▶ INSTRUCTION:
Copy out the listing in full, exactly as written, but not its pictures.

*****

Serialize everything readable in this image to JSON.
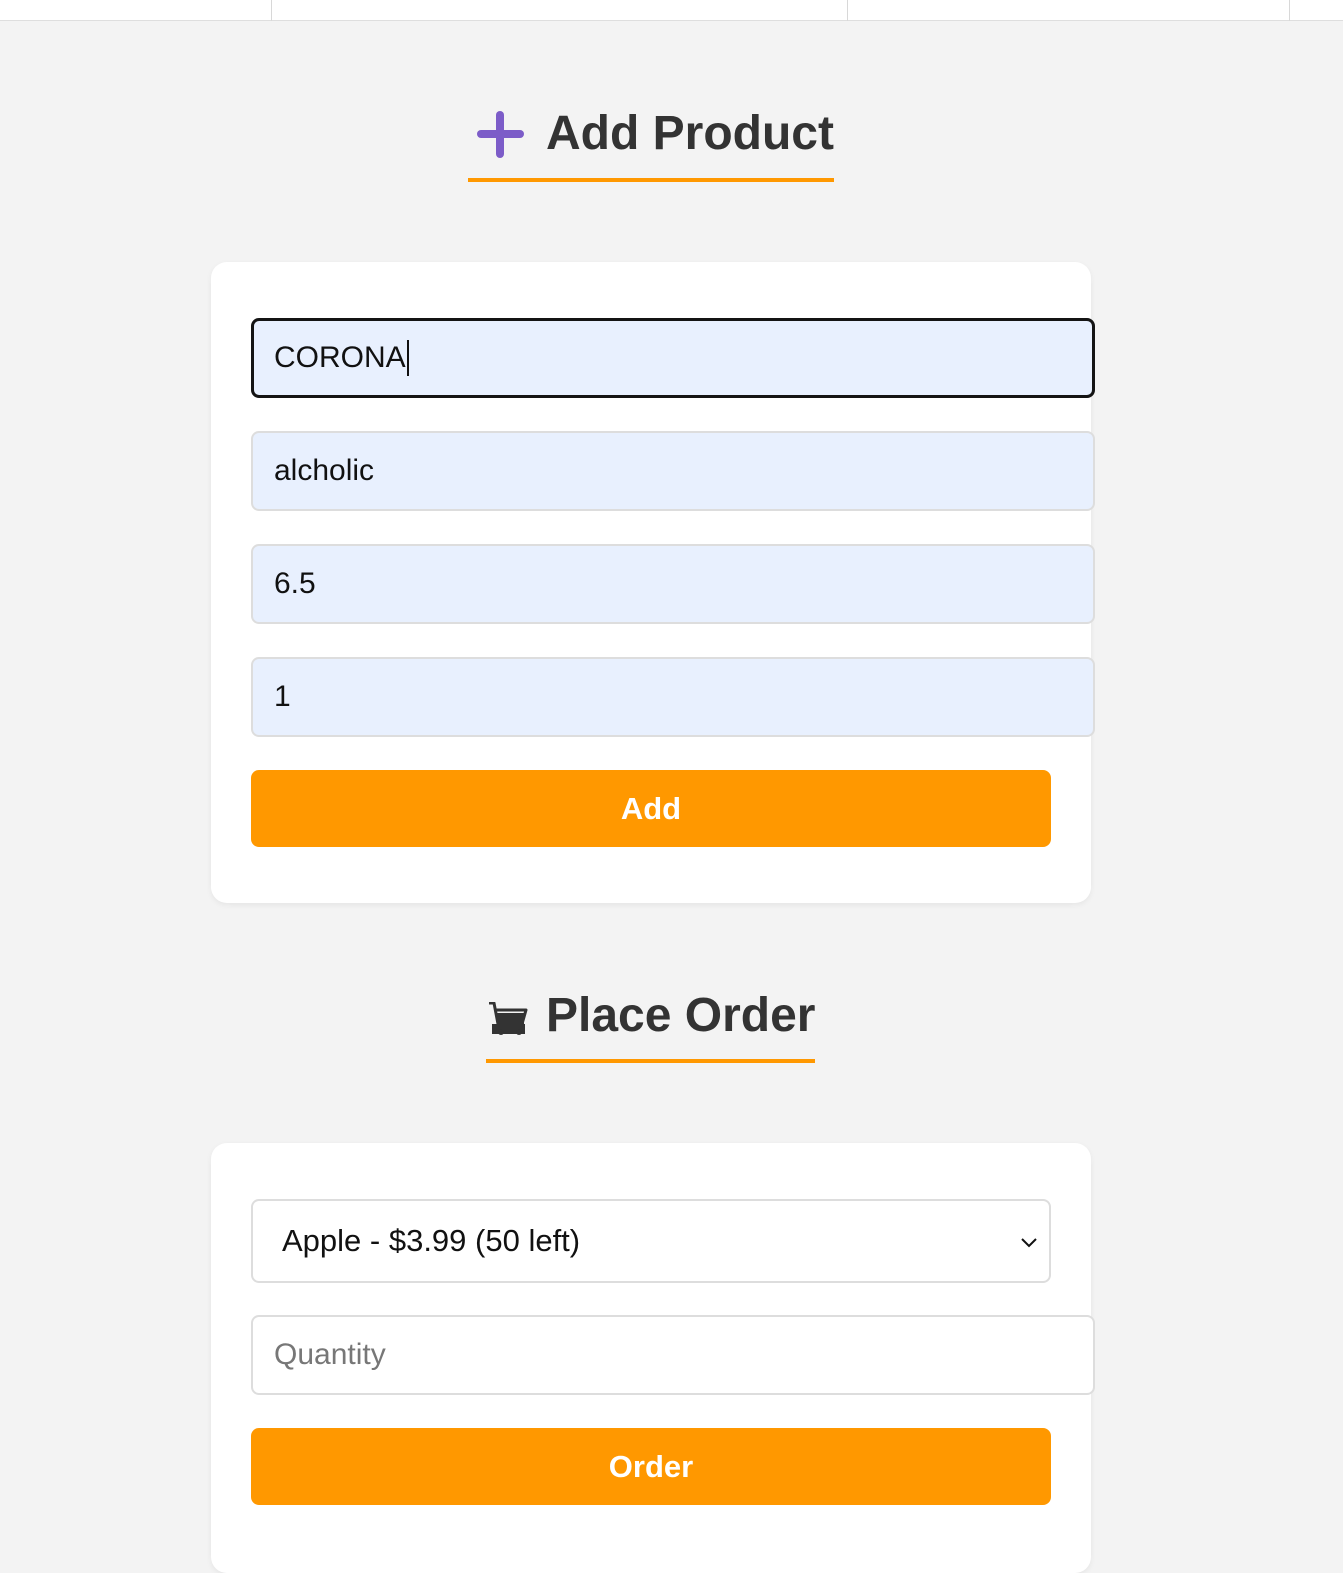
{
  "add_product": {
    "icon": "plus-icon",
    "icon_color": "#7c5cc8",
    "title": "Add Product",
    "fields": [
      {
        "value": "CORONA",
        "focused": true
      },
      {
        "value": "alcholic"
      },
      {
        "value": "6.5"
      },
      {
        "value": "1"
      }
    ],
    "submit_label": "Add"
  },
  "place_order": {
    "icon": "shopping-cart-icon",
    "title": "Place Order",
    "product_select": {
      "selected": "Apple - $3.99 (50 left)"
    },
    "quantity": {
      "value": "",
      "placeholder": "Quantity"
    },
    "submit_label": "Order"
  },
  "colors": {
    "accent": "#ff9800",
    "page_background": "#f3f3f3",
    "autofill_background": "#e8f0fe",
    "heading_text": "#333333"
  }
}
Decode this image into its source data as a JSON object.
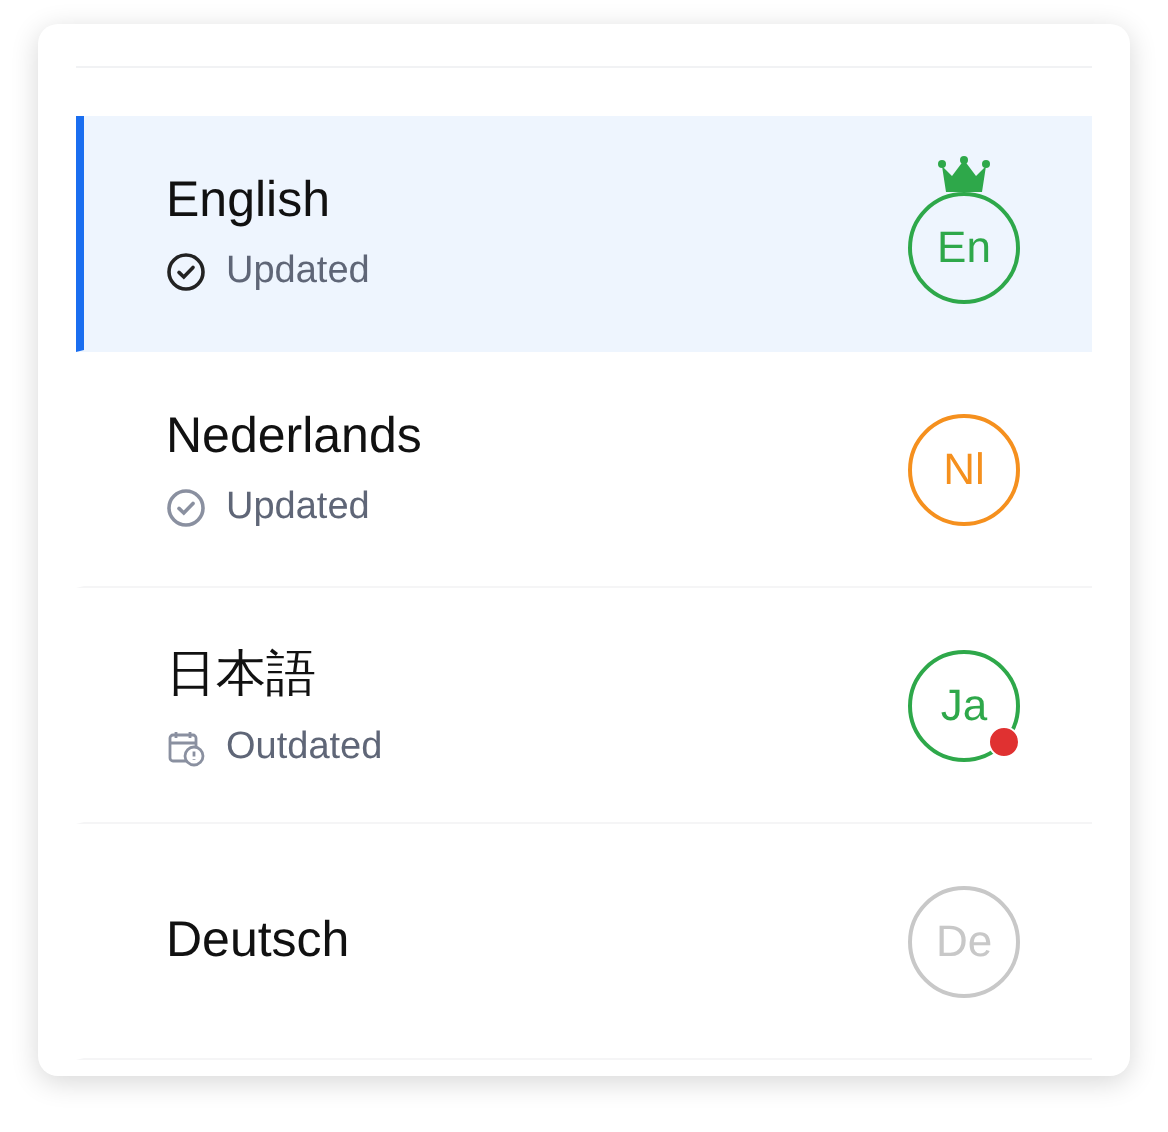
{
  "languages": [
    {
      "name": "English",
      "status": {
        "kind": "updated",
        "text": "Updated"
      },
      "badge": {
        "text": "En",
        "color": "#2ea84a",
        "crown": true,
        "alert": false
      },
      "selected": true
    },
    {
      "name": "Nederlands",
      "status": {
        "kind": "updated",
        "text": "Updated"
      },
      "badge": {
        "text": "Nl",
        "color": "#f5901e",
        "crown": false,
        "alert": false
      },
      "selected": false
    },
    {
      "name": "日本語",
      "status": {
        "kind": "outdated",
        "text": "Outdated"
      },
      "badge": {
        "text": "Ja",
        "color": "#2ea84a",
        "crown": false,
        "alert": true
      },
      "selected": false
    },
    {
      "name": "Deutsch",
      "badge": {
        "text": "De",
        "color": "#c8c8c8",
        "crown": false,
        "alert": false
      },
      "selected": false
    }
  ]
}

*****

▶ TASK SOLUTION:
Serialize everything readable in this image to JSON.
{
  "add_product": {
    "icon": "plus-icon",
    "icon_color": "#7c5cc8",
    "title": "Add Product",
    "fields": [
      {
        "value": "CORONA",
        "focused": true
      },
      {
        "value": "alcholic"
      },
      {
        "value": "6.5"
      },
      {
        "value": "1"
      }
    ],
    "submit_label": "Add"
  },
  "place_order": {
    "icon": "shopping-cart-icon",
    "title": "Place Order",
    "product_select": {
      "selected": "Apple - $3.99 (50 left)"
    },
    "quantity": {
      "value": "",
      "placeholder": "Quantity"
    },
    "submit_label": "Order"
  },
  "colors": {
    "accent": "#ff9800",
    "page_background": "#f3f3f3",
    "autofill_background": "#e8f0fe",
    "heading_text": "#333333"
  }
}
Decode this image into its source data as a JSON object.
{
  "languages": [
    {
      "name": "English",
      "status": {
        "kind": "updated",
        "text": "Updated"
      },
      "badge": {
        "text": "En",
        "color": "#2ea84a",
        "crown": true,
        "alert": false
      },
      "selected": true
    },
    {
      "name": "Nederlands",
      "status": {
        "kind": "updated",
        "text": "Updated"
      },
      "badge": {
        "text": "Nl",
        "color": "#f5901e",
        "crown": false,
        "alert": false
      },
      "selected": false
    },
    {
      "name": "日本語",
      "status": {
        "kind": "outdated",
        "text": "Outdated"
      },
      "badge": {
        "text": "Ja",
        "color": "#2ea84a",
        "crown": false,
        "alert": true
      },
      "selected": false
    },
    {
      "name": "Deutsch",
      "badge": {
        "text": "De",
        "color": "#c8c8c8",
        "crown": false,
        "alert": false
      },
      "selected": false
    }
  ]
}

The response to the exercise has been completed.